▸ THE TASK
Below are some records; work out how many of their lines contain "верить" and give the number only.

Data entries
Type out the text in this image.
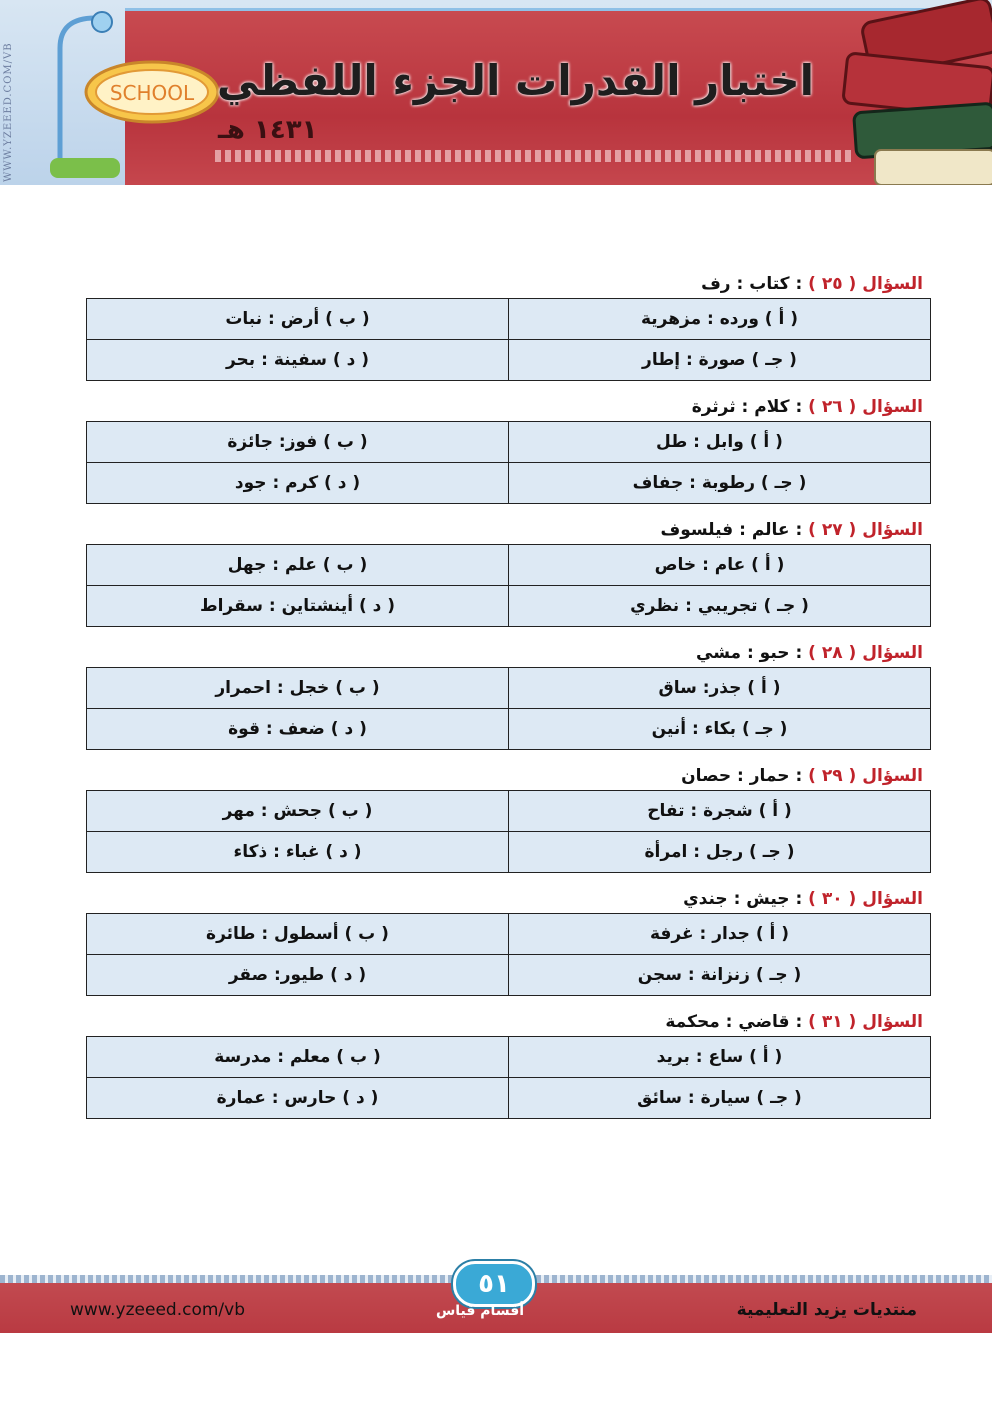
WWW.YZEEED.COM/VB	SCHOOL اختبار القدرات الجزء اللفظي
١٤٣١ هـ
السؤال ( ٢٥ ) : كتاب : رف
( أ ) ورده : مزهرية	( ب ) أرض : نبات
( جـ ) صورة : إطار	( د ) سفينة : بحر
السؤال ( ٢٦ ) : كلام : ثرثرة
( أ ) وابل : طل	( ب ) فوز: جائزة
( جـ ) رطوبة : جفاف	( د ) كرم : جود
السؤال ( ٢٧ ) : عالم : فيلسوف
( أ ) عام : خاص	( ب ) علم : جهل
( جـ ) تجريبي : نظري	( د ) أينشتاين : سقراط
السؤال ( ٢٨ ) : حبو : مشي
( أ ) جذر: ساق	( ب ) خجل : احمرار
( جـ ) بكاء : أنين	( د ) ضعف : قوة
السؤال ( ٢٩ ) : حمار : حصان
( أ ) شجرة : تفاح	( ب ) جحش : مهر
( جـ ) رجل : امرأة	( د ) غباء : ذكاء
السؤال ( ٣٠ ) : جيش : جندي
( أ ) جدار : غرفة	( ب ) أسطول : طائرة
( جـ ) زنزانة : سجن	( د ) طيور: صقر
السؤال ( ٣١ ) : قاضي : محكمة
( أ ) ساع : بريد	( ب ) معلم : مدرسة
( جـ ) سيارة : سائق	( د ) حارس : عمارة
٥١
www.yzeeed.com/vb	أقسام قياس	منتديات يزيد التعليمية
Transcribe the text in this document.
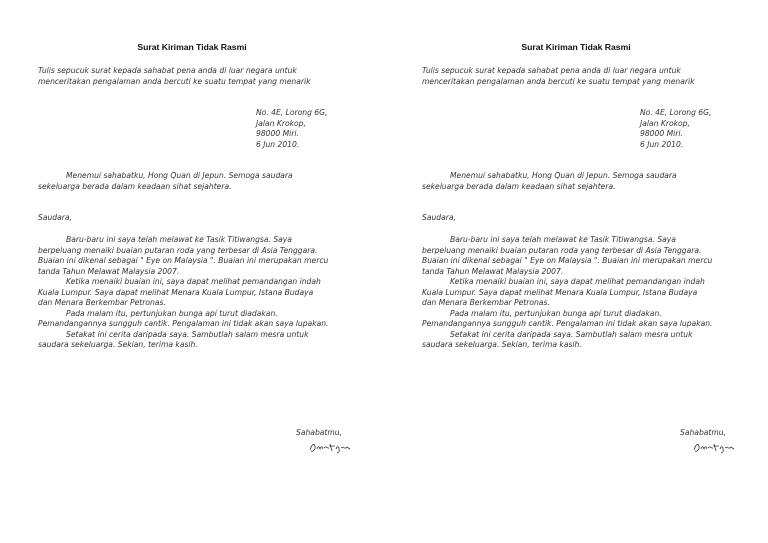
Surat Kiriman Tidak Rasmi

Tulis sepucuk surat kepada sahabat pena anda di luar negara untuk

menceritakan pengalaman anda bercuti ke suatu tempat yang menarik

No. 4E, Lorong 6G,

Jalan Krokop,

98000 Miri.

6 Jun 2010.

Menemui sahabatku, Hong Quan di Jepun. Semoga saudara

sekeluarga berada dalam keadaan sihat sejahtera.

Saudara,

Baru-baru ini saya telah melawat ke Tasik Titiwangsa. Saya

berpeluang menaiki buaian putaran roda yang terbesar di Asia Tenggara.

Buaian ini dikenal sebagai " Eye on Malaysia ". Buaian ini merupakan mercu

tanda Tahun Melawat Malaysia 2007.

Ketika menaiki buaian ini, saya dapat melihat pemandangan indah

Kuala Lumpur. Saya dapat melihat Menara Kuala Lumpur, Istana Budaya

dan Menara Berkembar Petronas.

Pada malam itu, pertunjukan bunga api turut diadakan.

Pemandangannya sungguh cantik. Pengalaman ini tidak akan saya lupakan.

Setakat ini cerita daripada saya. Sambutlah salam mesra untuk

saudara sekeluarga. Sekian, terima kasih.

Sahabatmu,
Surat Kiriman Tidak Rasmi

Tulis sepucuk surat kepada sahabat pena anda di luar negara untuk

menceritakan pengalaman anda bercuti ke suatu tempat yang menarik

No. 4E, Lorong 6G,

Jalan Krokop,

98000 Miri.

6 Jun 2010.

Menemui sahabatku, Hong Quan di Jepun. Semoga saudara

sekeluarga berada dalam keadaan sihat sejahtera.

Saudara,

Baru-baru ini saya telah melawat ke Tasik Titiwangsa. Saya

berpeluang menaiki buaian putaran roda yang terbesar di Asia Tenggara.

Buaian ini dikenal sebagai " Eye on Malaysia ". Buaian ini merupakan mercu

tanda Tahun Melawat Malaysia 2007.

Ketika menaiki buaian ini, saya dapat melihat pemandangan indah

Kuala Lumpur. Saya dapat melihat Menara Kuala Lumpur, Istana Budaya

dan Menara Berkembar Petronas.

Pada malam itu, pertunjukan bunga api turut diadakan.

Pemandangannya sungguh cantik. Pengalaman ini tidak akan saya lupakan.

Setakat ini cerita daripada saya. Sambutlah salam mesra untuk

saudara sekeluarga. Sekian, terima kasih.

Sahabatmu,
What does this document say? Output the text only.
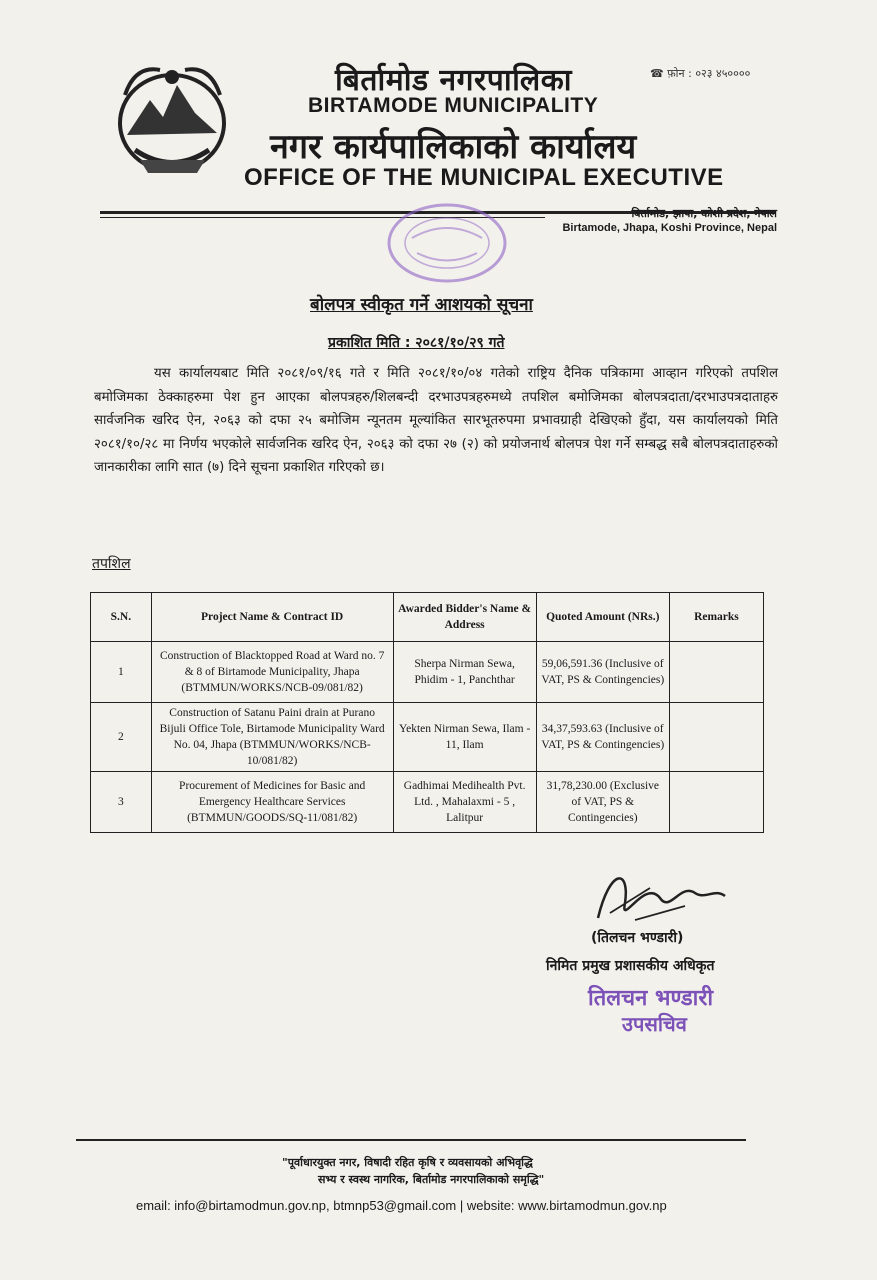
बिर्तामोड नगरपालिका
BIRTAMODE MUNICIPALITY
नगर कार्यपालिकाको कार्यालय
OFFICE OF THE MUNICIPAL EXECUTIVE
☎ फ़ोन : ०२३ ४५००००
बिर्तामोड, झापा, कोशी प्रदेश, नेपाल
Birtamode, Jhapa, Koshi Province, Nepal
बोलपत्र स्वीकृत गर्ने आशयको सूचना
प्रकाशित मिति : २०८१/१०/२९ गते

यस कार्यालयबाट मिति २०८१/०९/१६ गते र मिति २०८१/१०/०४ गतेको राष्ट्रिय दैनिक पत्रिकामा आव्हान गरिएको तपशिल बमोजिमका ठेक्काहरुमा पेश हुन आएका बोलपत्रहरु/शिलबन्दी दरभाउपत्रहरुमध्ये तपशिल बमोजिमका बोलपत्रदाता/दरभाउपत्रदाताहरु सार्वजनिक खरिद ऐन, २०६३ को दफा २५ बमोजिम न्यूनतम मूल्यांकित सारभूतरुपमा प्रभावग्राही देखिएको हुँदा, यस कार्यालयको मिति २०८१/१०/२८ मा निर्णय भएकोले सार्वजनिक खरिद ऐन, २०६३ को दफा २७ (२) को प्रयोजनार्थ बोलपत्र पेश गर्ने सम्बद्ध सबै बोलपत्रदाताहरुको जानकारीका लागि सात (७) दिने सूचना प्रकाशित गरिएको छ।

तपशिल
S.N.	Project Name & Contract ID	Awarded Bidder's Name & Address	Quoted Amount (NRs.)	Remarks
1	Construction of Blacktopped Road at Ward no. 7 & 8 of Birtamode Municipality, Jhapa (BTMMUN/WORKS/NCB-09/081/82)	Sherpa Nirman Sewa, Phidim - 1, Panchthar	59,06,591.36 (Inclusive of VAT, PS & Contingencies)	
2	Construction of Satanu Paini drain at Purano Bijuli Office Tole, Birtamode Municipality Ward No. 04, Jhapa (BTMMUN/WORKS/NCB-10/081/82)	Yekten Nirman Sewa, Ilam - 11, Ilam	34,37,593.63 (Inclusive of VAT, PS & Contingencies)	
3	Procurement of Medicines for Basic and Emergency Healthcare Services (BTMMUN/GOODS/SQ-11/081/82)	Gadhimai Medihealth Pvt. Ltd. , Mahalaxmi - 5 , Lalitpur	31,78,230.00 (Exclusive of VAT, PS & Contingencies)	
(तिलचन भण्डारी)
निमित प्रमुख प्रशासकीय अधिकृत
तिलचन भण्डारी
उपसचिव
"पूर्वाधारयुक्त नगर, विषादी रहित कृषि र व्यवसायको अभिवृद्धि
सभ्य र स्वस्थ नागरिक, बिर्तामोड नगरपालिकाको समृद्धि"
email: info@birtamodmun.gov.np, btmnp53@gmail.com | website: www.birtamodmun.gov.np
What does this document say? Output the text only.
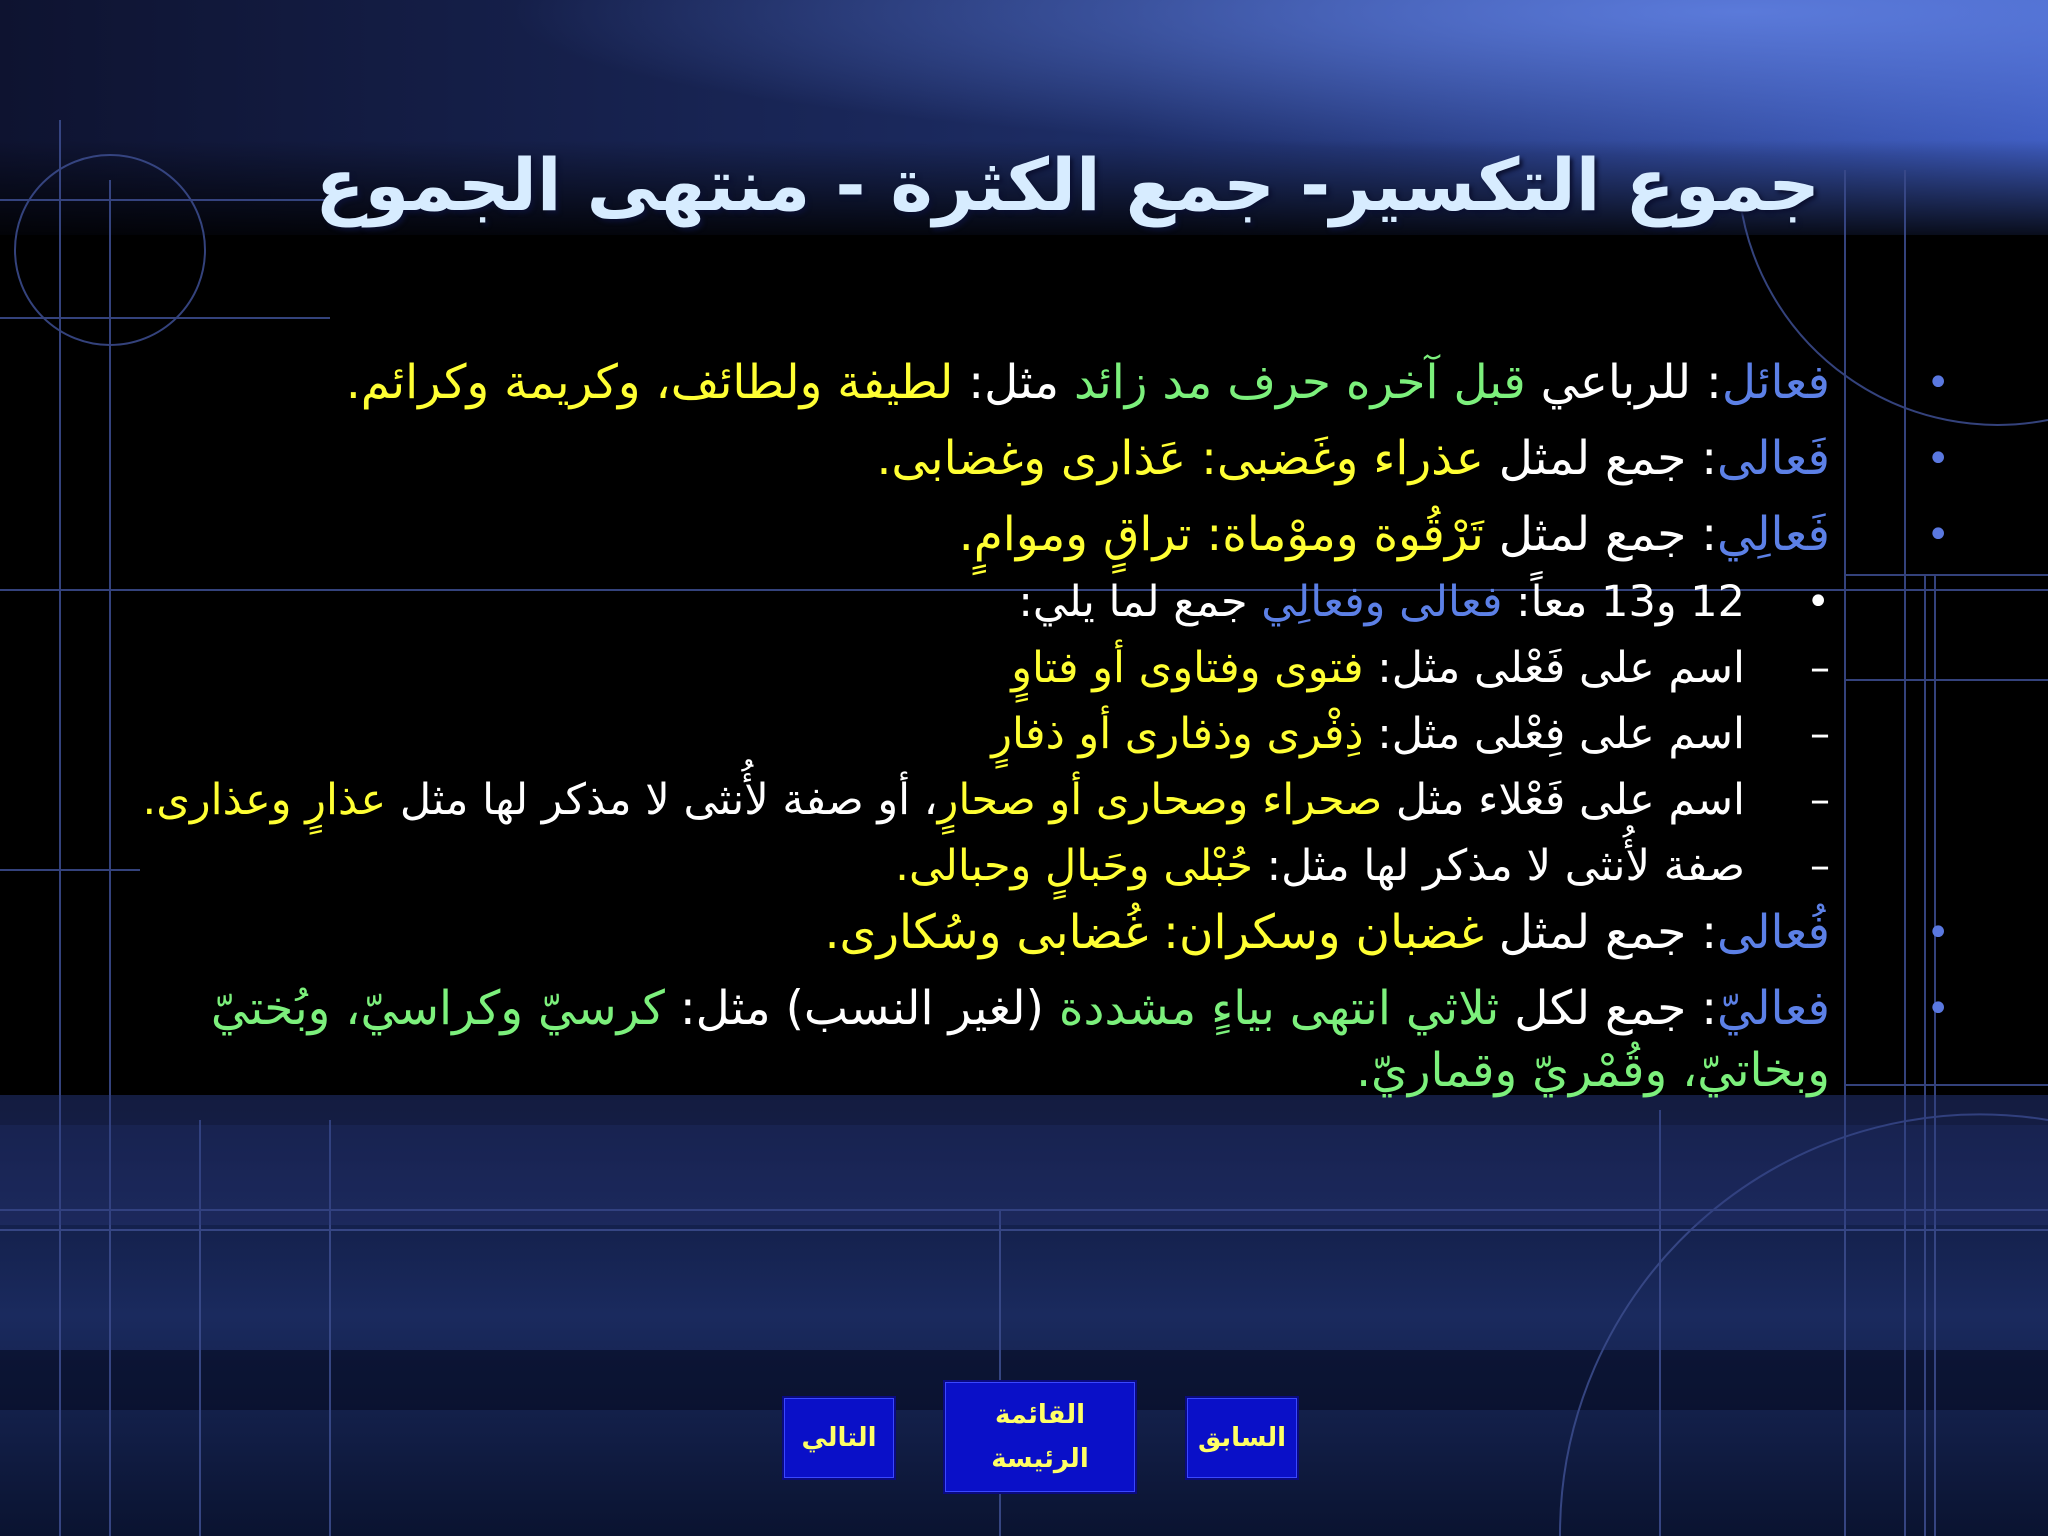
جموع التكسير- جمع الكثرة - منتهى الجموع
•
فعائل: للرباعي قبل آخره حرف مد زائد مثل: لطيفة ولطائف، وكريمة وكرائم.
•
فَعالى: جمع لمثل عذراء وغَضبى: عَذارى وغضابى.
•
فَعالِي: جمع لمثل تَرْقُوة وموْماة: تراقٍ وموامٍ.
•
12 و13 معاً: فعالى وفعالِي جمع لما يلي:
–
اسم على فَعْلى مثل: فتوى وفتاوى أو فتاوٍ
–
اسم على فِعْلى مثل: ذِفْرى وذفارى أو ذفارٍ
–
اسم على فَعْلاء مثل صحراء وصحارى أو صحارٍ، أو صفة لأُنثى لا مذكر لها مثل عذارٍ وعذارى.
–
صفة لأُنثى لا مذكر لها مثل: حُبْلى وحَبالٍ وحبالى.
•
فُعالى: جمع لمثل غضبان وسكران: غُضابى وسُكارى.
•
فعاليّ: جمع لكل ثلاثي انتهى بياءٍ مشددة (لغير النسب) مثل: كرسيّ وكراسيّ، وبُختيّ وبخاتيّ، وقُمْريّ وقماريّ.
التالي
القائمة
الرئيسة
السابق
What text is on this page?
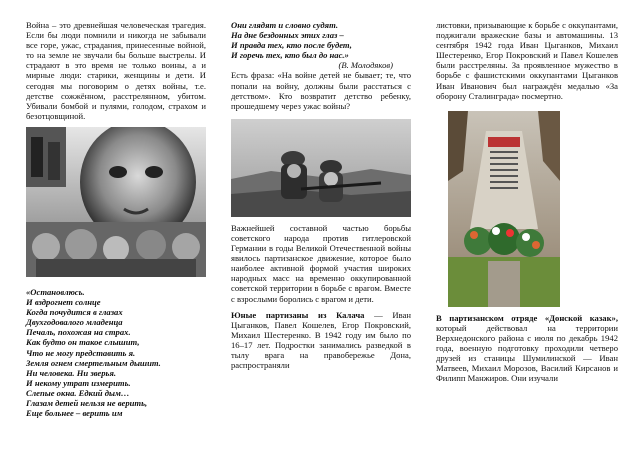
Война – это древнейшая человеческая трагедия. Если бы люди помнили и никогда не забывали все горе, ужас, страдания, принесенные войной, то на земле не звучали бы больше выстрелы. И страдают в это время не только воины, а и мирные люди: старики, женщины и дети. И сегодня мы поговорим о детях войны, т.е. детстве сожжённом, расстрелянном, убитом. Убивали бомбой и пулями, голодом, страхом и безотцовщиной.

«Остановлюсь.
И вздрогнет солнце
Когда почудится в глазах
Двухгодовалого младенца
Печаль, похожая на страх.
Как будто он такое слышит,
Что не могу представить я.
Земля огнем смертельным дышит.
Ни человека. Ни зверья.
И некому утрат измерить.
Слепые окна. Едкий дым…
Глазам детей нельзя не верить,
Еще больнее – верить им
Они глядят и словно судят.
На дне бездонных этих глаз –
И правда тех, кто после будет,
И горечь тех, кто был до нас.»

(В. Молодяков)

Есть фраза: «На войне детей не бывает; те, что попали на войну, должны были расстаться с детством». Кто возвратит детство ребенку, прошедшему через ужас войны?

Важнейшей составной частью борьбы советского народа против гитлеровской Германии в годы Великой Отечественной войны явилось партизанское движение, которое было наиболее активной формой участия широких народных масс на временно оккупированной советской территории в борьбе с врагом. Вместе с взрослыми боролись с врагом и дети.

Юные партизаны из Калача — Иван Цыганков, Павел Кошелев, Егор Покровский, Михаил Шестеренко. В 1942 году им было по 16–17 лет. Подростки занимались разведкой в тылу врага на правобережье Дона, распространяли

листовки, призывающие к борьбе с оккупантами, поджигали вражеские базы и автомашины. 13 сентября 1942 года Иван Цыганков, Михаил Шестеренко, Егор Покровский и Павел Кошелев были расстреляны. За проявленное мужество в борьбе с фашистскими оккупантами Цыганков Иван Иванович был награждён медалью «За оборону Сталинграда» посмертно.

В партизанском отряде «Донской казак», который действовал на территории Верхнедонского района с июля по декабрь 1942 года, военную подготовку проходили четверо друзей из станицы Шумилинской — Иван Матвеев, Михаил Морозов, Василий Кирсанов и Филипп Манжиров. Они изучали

▸ RESULT OF THIS TASK
2